(Bounding box annotations)
• • • •
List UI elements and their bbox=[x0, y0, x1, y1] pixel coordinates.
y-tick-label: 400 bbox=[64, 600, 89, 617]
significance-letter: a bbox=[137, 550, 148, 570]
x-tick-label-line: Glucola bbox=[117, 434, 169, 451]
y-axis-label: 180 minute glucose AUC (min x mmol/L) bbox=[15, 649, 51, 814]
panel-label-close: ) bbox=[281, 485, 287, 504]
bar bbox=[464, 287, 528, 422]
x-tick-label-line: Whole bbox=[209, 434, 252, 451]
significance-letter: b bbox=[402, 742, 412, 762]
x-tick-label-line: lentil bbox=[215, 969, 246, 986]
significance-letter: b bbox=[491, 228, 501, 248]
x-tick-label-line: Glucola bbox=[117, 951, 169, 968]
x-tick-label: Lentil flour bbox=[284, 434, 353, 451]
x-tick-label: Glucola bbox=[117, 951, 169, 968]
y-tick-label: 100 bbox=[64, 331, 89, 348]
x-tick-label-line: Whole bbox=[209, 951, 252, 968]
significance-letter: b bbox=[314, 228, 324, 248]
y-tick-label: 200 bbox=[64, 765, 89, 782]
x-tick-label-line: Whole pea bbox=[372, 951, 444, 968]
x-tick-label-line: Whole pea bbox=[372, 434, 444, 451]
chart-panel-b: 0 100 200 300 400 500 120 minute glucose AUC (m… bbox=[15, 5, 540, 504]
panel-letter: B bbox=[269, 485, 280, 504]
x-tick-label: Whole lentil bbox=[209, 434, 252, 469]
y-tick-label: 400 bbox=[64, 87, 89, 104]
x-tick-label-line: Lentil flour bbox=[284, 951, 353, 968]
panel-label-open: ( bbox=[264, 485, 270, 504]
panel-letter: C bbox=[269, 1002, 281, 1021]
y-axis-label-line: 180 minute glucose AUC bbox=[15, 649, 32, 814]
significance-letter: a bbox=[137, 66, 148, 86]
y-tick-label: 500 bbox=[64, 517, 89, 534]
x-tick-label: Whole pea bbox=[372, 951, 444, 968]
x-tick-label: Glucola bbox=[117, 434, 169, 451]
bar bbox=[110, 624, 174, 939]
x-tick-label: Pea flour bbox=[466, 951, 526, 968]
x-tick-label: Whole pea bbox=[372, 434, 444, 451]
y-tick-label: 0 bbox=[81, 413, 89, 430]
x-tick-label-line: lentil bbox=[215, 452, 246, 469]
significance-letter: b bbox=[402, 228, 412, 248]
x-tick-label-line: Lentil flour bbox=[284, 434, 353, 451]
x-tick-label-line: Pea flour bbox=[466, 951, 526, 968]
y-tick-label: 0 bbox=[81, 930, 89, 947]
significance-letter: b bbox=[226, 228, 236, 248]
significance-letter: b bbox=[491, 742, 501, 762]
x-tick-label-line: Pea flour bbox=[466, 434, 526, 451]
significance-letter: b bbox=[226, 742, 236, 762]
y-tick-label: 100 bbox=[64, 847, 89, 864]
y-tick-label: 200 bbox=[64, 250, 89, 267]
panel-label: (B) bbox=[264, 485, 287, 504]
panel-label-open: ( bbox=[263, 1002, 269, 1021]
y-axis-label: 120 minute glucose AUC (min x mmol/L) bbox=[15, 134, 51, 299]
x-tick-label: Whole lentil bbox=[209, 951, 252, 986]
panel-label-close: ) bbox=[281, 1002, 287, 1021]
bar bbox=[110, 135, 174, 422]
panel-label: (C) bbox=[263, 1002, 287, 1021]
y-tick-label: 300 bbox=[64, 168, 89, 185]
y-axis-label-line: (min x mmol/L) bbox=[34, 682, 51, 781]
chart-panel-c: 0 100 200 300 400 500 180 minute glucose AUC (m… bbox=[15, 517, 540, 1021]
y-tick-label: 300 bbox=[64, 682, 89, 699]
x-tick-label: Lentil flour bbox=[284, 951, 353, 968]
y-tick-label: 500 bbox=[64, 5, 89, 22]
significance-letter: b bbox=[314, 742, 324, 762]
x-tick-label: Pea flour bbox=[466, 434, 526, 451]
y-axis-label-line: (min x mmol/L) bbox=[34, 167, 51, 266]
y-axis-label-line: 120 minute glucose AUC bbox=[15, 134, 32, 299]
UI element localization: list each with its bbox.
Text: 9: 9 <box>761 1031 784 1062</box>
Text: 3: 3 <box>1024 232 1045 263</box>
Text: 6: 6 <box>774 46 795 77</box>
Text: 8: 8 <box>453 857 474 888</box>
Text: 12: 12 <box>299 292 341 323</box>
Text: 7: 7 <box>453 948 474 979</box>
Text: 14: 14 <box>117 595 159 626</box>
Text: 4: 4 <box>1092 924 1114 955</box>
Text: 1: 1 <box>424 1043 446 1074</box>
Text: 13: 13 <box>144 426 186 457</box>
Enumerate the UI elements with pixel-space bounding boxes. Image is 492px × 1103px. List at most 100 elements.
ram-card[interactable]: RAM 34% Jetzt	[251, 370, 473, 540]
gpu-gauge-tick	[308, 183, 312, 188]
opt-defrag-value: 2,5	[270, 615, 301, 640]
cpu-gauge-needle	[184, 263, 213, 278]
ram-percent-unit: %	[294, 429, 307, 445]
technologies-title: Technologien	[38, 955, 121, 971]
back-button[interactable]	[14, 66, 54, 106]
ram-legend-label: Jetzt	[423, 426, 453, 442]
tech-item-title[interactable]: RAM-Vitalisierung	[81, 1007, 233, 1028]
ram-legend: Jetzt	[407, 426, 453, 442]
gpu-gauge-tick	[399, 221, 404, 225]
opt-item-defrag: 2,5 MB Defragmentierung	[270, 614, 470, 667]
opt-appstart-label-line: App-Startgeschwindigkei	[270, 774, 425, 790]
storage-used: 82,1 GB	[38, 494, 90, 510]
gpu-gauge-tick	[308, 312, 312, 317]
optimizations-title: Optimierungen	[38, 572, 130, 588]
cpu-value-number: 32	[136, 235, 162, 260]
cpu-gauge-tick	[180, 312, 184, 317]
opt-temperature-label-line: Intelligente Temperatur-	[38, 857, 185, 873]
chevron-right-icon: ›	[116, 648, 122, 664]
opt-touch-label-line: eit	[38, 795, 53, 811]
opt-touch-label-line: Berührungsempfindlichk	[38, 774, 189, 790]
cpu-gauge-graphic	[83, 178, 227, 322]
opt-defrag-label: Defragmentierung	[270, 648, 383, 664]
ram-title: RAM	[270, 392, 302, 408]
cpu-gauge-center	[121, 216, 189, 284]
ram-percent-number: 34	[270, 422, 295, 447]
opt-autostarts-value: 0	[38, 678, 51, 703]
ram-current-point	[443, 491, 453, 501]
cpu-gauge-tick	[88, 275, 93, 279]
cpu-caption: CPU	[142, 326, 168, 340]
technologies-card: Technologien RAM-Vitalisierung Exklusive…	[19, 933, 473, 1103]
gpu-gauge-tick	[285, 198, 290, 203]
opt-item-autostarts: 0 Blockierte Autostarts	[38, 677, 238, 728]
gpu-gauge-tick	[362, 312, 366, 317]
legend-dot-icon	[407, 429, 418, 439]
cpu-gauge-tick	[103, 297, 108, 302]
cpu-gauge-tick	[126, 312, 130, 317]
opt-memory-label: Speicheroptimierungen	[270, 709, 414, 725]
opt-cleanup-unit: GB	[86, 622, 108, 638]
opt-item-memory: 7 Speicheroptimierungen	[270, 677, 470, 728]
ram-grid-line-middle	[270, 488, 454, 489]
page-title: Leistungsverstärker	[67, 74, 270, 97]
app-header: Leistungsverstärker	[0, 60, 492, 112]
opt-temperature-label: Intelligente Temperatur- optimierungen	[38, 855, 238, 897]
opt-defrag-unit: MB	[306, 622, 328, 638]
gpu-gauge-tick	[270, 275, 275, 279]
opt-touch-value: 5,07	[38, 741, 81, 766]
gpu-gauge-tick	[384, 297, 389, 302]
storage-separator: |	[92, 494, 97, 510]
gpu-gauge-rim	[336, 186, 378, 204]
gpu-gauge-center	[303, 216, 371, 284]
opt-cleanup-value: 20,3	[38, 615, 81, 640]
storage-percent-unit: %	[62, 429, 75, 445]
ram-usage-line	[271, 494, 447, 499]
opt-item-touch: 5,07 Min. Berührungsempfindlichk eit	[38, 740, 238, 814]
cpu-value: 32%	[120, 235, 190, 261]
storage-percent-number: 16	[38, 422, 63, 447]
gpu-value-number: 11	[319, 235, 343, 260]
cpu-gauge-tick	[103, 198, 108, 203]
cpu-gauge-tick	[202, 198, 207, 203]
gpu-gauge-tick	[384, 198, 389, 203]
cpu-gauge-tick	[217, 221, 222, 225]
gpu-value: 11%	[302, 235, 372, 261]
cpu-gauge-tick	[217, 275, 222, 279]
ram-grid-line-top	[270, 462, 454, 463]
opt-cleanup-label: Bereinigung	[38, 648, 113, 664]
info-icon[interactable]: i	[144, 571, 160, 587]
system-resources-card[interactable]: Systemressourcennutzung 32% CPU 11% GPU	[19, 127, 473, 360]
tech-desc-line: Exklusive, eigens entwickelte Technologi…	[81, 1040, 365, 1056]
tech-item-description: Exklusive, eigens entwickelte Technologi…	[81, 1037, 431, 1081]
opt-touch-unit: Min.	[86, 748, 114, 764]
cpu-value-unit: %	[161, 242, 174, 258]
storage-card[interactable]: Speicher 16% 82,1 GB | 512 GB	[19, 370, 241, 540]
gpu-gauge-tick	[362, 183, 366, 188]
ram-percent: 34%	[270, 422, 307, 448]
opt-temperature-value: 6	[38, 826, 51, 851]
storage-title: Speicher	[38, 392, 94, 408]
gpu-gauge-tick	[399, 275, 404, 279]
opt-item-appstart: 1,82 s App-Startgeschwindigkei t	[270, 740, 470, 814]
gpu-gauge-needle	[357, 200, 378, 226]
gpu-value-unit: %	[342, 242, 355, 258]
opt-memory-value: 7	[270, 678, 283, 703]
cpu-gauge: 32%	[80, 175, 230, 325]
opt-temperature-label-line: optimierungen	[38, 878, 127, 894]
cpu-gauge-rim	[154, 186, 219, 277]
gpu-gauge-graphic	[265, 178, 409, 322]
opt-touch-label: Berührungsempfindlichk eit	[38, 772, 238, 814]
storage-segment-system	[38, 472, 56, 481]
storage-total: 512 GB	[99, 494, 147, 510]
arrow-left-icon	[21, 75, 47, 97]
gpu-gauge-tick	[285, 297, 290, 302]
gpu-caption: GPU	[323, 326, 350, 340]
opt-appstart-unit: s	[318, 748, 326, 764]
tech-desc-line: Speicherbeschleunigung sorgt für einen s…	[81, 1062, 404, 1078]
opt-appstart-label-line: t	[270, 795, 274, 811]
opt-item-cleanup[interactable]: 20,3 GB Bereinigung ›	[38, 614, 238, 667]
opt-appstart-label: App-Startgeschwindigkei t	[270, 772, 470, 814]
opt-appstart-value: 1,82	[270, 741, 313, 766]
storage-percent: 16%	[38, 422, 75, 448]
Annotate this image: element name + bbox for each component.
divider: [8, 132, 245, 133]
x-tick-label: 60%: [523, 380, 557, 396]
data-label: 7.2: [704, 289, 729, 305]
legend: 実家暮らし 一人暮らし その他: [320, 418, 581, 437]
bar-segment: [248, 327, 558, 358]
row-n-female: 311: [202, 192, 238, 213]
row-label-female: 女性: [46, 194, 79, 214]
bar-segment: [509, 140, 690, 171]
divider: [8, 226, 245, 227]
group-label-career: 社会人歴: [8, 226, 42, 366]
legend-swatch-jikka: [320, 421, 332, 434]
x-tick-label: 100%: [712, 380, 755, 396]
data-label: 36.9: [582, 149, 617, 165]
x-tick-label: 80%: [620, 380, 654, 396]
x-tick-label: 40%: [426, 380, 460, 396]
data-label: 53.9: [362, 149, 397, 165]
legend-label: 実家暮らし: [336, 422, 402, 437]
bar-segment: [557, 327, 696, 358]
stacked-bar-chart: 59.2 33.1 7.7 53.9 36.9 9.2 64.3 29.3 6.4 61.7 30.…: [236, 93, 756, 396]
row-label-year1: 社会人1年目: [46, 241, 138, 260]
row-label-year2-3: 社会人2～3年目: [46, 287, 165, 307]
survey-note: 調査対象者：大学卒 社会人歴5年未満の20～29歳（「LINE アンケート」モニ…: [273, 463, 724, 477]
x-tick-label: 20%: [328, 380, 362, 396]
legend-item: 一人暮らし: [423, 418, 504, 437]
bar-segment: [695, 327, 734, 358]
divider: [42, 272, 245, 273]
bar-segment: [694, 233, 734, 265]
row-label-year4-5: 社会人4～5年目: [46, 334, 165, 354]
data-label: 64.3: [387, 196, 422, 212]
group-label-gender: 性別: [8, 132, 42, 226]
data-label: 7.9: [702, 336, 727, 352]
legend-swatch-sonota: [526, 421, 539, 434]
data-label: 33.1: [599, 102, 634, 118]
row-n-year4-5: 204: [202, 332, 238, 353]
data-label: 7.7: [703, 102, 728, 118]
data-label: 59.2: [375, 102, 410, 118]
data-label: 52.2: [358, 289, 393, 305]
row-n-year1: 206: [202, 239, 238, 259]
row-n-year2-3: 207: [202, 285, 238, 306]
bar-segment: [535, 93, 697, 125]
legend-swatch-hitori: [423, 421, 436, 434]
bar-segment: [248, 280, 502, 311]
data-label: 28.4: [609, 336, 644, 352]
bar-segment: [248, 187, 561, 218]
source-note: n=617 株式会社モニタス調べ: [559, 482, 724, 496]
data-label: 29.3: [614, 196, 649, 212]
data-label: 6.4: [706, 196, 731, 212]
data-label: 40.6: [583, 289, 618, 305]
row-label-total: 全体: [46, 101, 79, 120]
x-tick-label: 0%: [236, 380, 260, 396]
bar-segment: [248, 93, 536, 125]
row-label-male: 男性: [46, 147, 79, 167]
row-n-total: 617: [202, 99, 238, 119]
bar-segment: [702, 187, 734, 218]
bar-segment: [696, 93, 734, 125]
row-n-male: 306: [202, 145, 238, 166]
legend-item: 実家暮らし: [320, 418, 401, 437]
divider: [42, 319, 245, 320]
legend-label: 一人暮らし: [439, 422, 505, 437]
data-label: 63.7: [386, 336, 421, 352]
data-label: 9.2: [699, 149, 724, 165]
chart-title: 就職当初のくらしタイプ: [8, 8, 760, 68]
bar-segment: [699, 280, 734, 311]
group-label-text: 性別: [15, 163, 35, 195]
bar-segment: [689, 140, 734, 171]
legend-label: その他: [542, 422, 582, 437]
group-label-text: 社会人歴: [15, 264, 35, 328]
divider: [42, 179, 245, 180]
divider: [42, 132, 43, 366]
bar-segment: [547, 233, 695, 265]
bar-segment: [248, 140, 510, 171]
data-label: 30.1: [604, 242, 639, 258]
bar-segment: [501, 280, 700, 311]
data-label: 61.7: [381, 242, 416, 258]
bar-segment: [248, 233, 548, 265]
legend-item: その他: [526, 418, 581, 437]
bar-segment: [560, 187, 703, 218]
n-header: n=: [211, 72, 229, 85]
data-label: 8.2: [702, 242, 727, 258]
• • • •
YOUR OBJECTIVE >> Copy the listing word for word, beginning with its first line and ending with the line containing "significance-letter: b bbox=[402, 228, 412, 248]", both lines included.

ANSWER FOR THIS EXERCISE >>
List UI elements and their bbox=[x0, y0, x1, y1] pixel coordinates.
y-tick-label: 400 bbox=[64, 600, 89, 617]
significance-letter: a bbox=[137, 550, 148, 570]
x-tick-label-line: Glucola bbox=[117, 434, 169, 451]
y-axis-label: 180 minute glucose AUC (min x mmol/L) bbox=[15, 649, 51, 814]
panel-label-close: ) bbox=[281, 485, 287, 504]
bar bbox=[464, 287, 528, 422]
x-tick-label-line: Whole bbox=[209, 434, 252, 451]
significance-letter: b bbox=[402, 742, 412, 762]
x-tick-label-line: lentil bbox=[215, 969, 246, 986]
significance-letter: b bbox=[491, 228, 501, 248]
x-tick-label-line: Glucola bbox=[117, 951, 169, 968]
x-tick-label: Lentil flour bbox=[284, 434, 353, 451]
x-tick-label: Glucola bbox=[117, 951, 169, 968]
y-tick-label: 100 bbox=[64, 331, 89, 348]
x-tick-label-line: Whole bbox=[209, 951, 252, 968]
significance-letter: b bbox=[314, 228, 324, 248]
y-tick-label: 200 bbox=[64, 765, 89, 782]
x-tick-label-line: Whole pea bbox=[372, 951, 444, 968]
x-tick-label-line: Whole pea bbox=[372, 434, 444, 451]
chart-panel-b: 0 100 200 300 400 500 120 minute glucose AUC (m… bbox=[15, 5, 540, 504]
panel-letter: B bbox=[269, 485, 280, 504]
x-tick-label: Whole lentil bbox=[209, 434, 252, 469]
y-tick-label: 400 bbox=[64, 87, 89, 104]
x-tick-label-line: Lentil flour bbox=[284, 951, 353, 968]
panel-label-open: ( bbox=[264, 485, 270, 504]
panel-letter: C bbox=[269, 1002, 281, 1021]
y-axis-label-line: 180 minute glucose AUC bbox=[15, 649, 32, 814]
significance-letter: a bbox=[137, 66, 148, 86]
y-tick-label: 500 bbox=[64, 517, 89, 534]
x-tick-label: Whole pea bbox=[372, 951, 444, 968]
x-tick-label: Glucola bbox=[117, 434, 169, 451]
bar bbox=[110, 624, 174, 939]
x-tick-label: Pea flour bbox=[466, 951, 526, 968]
x-tick-label: Whole pea bbox=[372, 434, 444, 451]
y-tick-label: 0 bbox=[81, 413, 89, 430]
x-tick-label-line: lentil bbox=[215, 452, 246, 469]
significance-letter: b bbox=[402, 228, 412, 248]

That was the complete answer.